─── Material shown ───
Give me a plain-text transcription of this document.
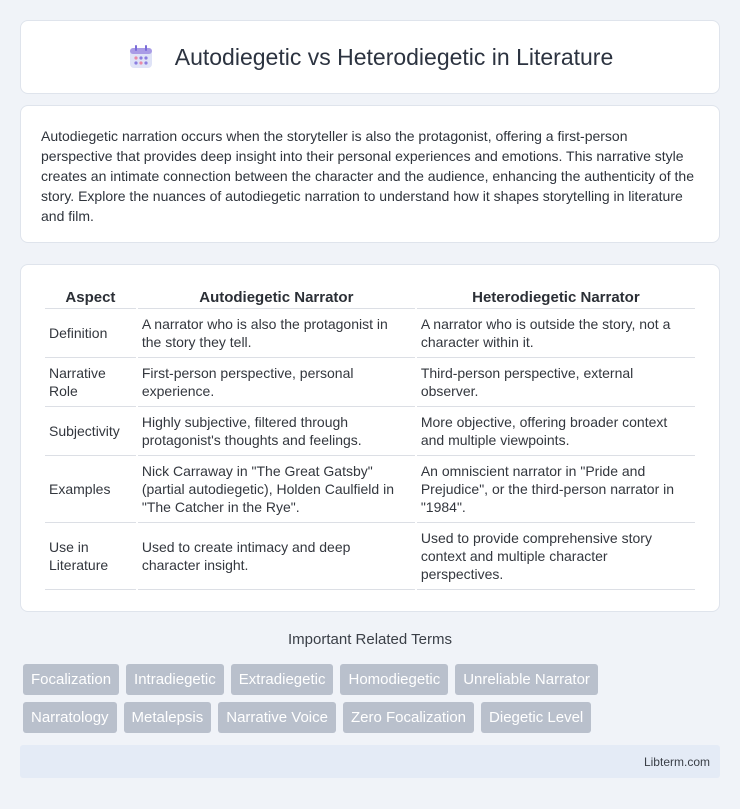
Autodiegetic vs Heterodiegetic in Literature

Autodiegetic narration occurs when the storyteller is also the protagonist, offering a first-person perspective that provides deep insight into their personal experiences and emotions. This narrative style creates an intimate connection between the character and the audience, enhancing the authenticity of the story. Explore the nuances of autodiegetic narration to understand how it shapes storytelling in literature and film.

Aspect	Autodiegetic Narrator	Heterodiegetic Narrator
Definition	A narrator who is also the protagonist in the story they tell.	A narrator who is outside the story, not a character within it.
Narrative Role	First-person perspective, personal experience.	Third-person perspective, external observer.
Subjectivity	Highly subjective, filtered through protagonist's thoughts and feelings.	More objective, offering broader context and multiple viewpoints.
Examples	Nick Carraway in "The Great Gatsby" (partial autodiegetic), Holden Caulfield in "The Catcher in the Rye".	An omniscient narrator in "Pride and Prejudice", or the third-person narrator in "1984".
Use in Literature	Used to create intimacy and deep character insight.	Used to provide comprehensive story context and multiple character perspectives.
Important Related Terms
Focalization	Intradiegetic	Extradiegetic	Homodiegetic	Unreliable Narrator
Narratology	Metalepsis	Narrative Voice	Zero Focalization	Diegetic Level
Libterm.com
───
Job
Write the records above out again exactly, with no pictures in your copy.

The output
Give me a plain-text transcription of this document.
Autodiegetic vs Heterodiegetic in Literature

Autodiegetic narration occurs when the storyteller is also the protagonist, offering a first-person perspective that provides deep insight into their personal experiences and emotions. This narrative style creates an intimate connection between the character and the audience, enhancing the authenticity of the story. Explore the nuances of autodiegetic narration to understand how it shapes storytelling in literature and film.

Aspect	Autodiegetic Narrator	Heterodiegetic Narrator
Definition	A narrator who is also the protagonist in the story they tell.	A narrator who is outside the story, not a character within it.
Narrative Role	First-person perspective, personal experience.	Third-person perspective, external observer.
Subjectivity	Highly subjective, filtered through protagonist's thoughts and feelings.	More objective, offering broader context and multiple viewpoints.
Examples	Nick Carraway in "The Great Gatsby" (partial autodiegetic), Holden Caulfield in "The Catcher in the Rye".	An omniscient narrator in "Pride and Prejudice", or the third-person narrator in "1984".
Use in Literature	Used to create intimacy and deep character insight.	Used to provide comprehensive story context and multiple character perspectives.
Important Related Terms
Focalization	Intradiegetic	Extradiegetic	Homodiegetic	Unreliable Narrator
Narratology	Metalepsis	Narrative Voice	Zero Focalization	Diegetic Level
Libterm.com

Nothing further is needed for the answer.